Collected data entries =>
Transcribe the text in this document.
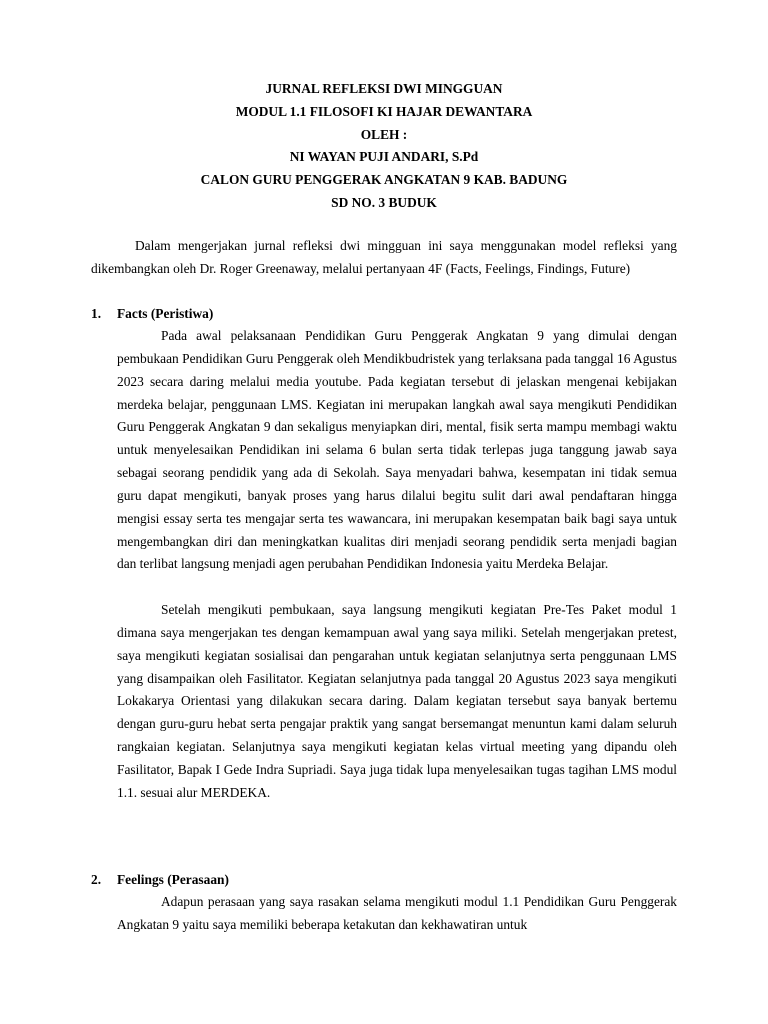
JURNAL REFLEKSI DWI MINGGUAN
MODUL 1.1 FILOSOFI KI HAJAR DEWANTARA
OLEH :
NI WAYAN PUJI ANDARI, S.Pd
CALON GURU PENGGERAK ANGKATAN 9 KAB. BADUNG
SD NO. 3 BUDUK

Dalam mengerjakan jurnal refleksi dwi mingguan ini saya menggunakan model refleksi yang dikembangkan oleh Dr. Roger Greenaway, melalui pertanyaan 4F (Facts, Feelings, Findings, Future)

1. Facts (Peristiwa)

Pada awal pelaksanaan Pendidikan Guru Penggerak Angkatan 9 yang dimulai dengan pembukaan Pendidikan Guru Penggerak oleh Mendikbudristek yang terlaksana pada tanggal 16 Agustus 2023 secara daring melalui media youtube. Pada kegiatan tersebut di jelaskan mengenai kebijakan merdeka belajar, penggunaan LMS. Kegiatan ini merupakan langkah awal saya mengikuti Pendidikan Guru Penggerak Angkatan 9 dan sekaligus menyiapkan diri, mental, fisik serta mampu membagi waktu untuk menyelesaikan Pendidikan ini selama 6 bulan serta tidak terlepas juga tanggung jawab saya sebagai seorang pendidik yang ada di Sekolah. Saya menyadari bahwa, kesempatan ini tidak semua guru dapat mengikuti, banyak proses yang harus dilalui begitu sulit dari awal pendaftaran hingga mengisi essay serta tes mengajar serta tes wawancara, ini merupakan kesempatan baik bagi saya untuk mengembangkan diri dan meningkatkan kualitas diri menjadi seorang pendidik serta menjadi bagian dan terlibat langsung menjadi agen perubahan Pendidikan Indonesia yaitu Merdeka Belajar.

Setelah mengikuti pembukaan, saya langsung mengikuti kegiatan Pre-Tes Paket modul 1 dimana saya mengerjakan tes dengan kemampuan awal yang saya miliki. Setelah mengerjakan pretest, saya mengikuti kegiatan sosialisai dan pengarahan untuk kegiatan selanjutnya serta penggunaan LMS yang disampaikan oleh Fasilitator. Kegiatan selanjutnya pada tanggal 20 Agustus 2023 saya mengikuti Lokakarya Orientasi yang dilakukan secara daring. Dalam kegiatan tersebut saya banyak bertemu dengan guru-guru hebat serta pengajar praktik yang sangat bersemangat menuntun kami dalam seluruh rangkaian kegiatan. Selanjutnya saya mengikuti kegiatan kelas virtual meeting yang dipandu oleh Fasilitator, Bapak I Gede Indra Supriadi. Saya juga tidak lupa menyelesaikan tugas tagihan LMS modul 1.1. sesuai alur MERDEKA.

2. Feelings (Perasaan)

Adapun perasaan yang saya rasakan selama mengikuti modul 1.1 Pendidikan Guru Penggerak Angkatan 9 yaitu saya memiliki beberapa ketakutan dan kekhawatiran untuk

PROMPT => Which lines include the word "Feelings"? List them all.

ANSWER FOR THIS EXERCISE =>
Dalam mengerjakan jurnal refleksi dwi mingguan ini saya menggunakan model refleksi yang dikembangkan oleh Dr. Roger Greenaway, melalui pertanyaan 4F (Facts, Feelings, Findings, Future)
2. Feelings (Perasaan)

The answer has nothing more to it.